## TASK
Gather all lines from the material that contain the word "JSON".

## DATA IN THIS EXERCISE
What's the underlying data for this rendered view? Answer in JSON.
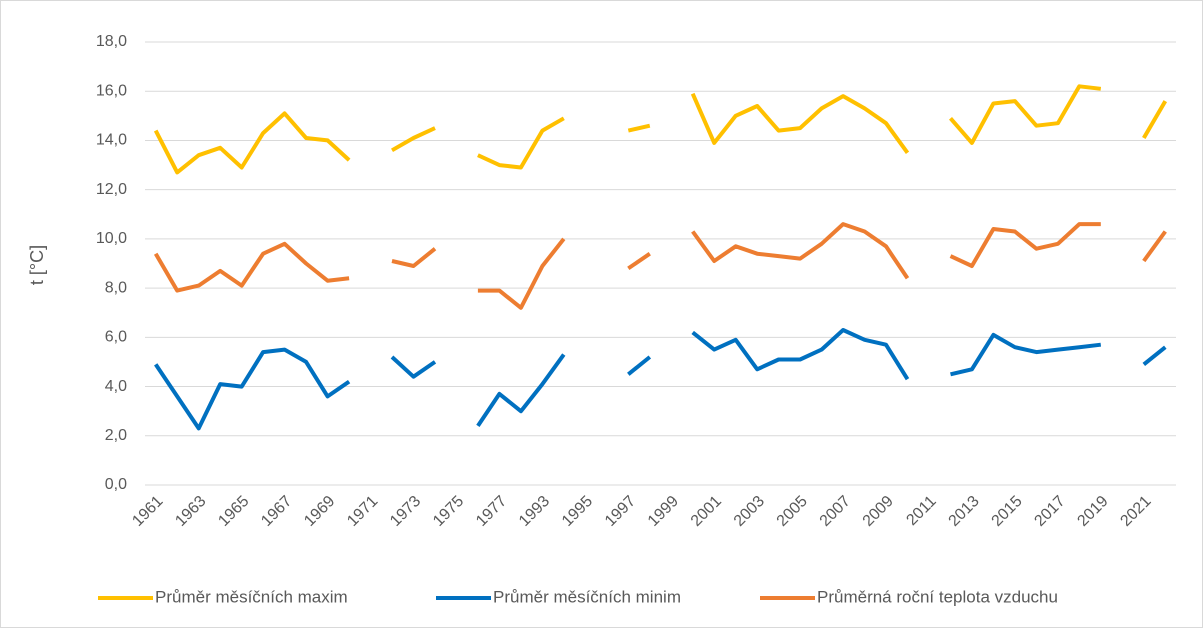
{
  "chart_data": {
    "type": "line",
    "ylabel": "t [°C]",
    "categories": [
      "1961",
      null,
      "1963",
      null,
      "1965",
      null,
      "1967",
      null,
      "1969",
      null,
      "1971",
      null,
      "1973",
      null,
      "1975",
      null,
      "1977",
      null,
      "1993",
      null,
      "1995",
      null,
      "1997",
      null,
      "1999",
      null,
      "2001",
      null,
      "2003",
      null,
      "2005",
      null,
      "2007",
      null,
      "2009",
      null,
      "2011",
      null,
      "2013",
      null,
      "2015",
      null,
      "2017",
      null,
      "2019",
      null,
      "2021",
      null
    ],
    "series": [
      {
        "name": "Průměr měsíčních maxim",
        "color": "#FFC000",
        "values": [
          14.4,
          12.7,
          13.4,
          13.7,
          12.9,
          14.3,
          15.1,
          14.1,
          14.0,
          13.2,
          null,
          13.6,
          14.1,
          14.5,
          null,
          13.4,
          13.0,
          12.9,
          14.4,
          14.9,
          null,
          null,
          14.4,
          14.6,
          null,
          15.9,
          13.9,
          15.0,
          15.4,
          14.4,
          14.5,
          15.3,
          15.8,
          15.3,
          14.7,
          13.5,
          null,
          14.9,
          13.9,
          15.5,
          15.6,
          14.6,
          14.7,
          16.2,
          16.1,
          null,
          14.1,
          15.6
        ]
      },
      {
        "name": "Průměr měsíčních minim",
        "color": "#0070C0",
        "values": [
          4.9,
          3.6,
          2.3,
          4.1,
          4.0,
          5.4,
          5.5,
          5.0,
          3.6,
          4.2,
          null,
          5.2,
          4.4,
          5.0,
          null,
          2.4,
          3.7,
          3.0,
          4.1,
          5.3,
          null,
          null,
          4.5,
          5.2,
          null,
          6.2,
          5.5,
          5.9,
          4.7,
          5.1,
          5.1,
          5.5,
          6.3,
          5.9,
          5.7,
          4.3,
          null,
          4.5,
          4.7,
          6.1,
          5.6,
          5.4,
          5.5,
          5.6,
          5.7,
          null,
          4.9,
          5.6
        ]
      },
      {
        "name": "Průměrná roční teplota vzduchu",
        "color": "#ED7D31",
        "values": [
          9.4,
          7.9,
          8.1,
          8.7,
          8.1,
          9.4,
          9.8,
          9.0,
          8.3,
          8.4,
          null,
          9.1,
          8.9,
          9.6,
          null,
          7.9,
          7.9,
          7.2,
          8.9,
          10.0,
          null,
          null,
          8.8,
          9.4,
          null,
          10.3,
          9.1,
          9.7,
          9.4,
          9.3,
          9.2,
          9.8,
          10.6,
          10.3,
          9.7,
          8.4,
          null,
          9.3,
          8.9,
          10.4,
          10.3,
          9.6,
          9.8,
          10.6,
          10.6,
          null,
          9.1,
          10.3
        ]
      }
    ],
    "ylim": [
      0,
      18
    ],
    "yticks": [
      {
        "value": 0,
        "label": "0,0"
      },
      {
        "value": 2,
        "label": "2,0"
      },
      {
        "value": 4,
        "label": "4,0"
      },
      {
        "value": 6,
        "label": "6,0"
      },
      {
        "value": 8,
        "label": "8,0"
      },
      {
        "value": 10,
        "label": "10,0"
      },
      {
        "value": 12,
        "label": "12,0"
      },
      {
        "value": 14,
        "label": "14,0"
      },
      {
        "value": 16,
        "label": "16,0"
      },
      {
        "value": 18,
        "label": "18,0"
      }
    ],
    "grid": true,
    "legend": "bottom"
  }
}
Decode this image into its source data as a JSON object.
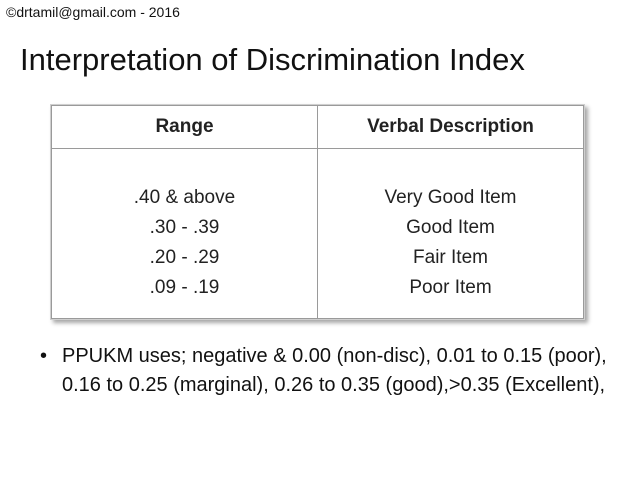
{
  "header": {
    "copyright": "©drtamil@gmail.com - 2016"
  },
  "slide": {
    "title": "Interpretation of Discrimination Index"
  },
  "table": {
    "headers": [
      "Range",
      "Verbal Description"
    ],
    "ranges": [
      ".40 & above",
      ".30 - .39",
      ".20 - .29",
      ".09 - .19"
    ],
    "descriptions": [
      "Very Good Item",
      "Good Item",
      "Fair Item",
      "Poor Item"
    ]
  },
  "bullets": [
    {
      "symbol": "•",
      "text": "PPUKM uses; negative & 0.00 (non-disc), 0.01 to 0.15 (poor), 0.16 to 0.25 (marginal), 0.26 to 0.35 (good),>0.35 (Excellent),"
    }
  ]
}
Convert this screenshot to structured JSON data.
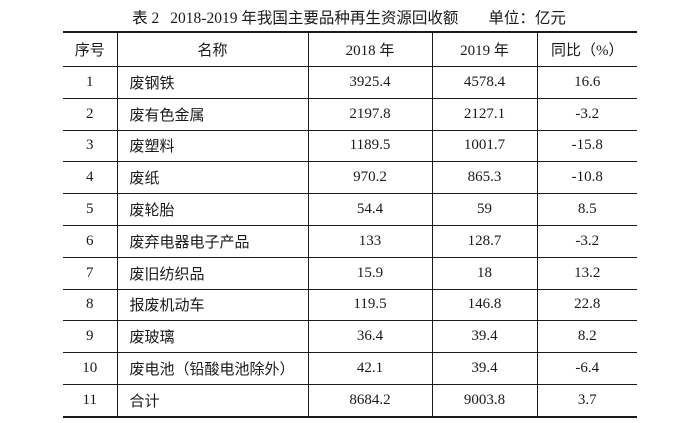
{
  "title": {
    "label": "表 2",
    "text": "2018-2019 年我国主要品种再生资源回收额",
    "unit": "单位：亿元"
  },
  "table": {
    "headers": [
      "序号",
      "名称",
      "2018 年",
      "2019 年",
      "同比（%）"
    ],
    "rows": [
      [
        "1",
        "废钢铁",
        "3925.4",
        "4578.4",
        "16.6"
      ],
      [
        "2",
        "废有色金属",
        "2197.8",
        "2127.1",
        "-3.2"
      ],
      [
        "3",
        "废塑料",
        "1189.5",
        "1001.7",
        "-15.8"
      ],
      [
        "4",
        "废纸",
        "970.2",
        "865.3",
        "-10.8"
      ],
      [
        "5",
        "废轮胎",
        "54.4",
        "59",
        "8.5"
      ],
      [
        "6",
        "废弃电器电子产品",
        "133",
        "128.7",
        "-3.2"
      ],
      [
        "7",
        "废旧纺织品",
        "15.9",
        "18",
        "13.2"
      ],
      [
        "8",
        "报废机动车",
        "119.5",
        "146.8",
        "22.8"
      ],
      [
        "9",
        "废玻璃",
        "36.4",
        "39.4",
        "8.2"
      ],
      [
        "10",
        "废电池（铅酸电池除外）",
        "42.1",
        "39.4",
        "-6.4"
      ],
      [
        "11",
        "合计",
        "8684.2",
        "9003.8",
        "3.7"
      ]
    ]
  },
  "colors": {
    "text": "#1a1a1a",
    "border": "#1a1a1a",
    "background": "#ffffff"
  }
}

## EXPECTED ANSWER
What's the underlying data for this rendered view? Answer in JSON.
Decode this image into its source data as a JSON object.
Convert this screenshot to structured JSON data.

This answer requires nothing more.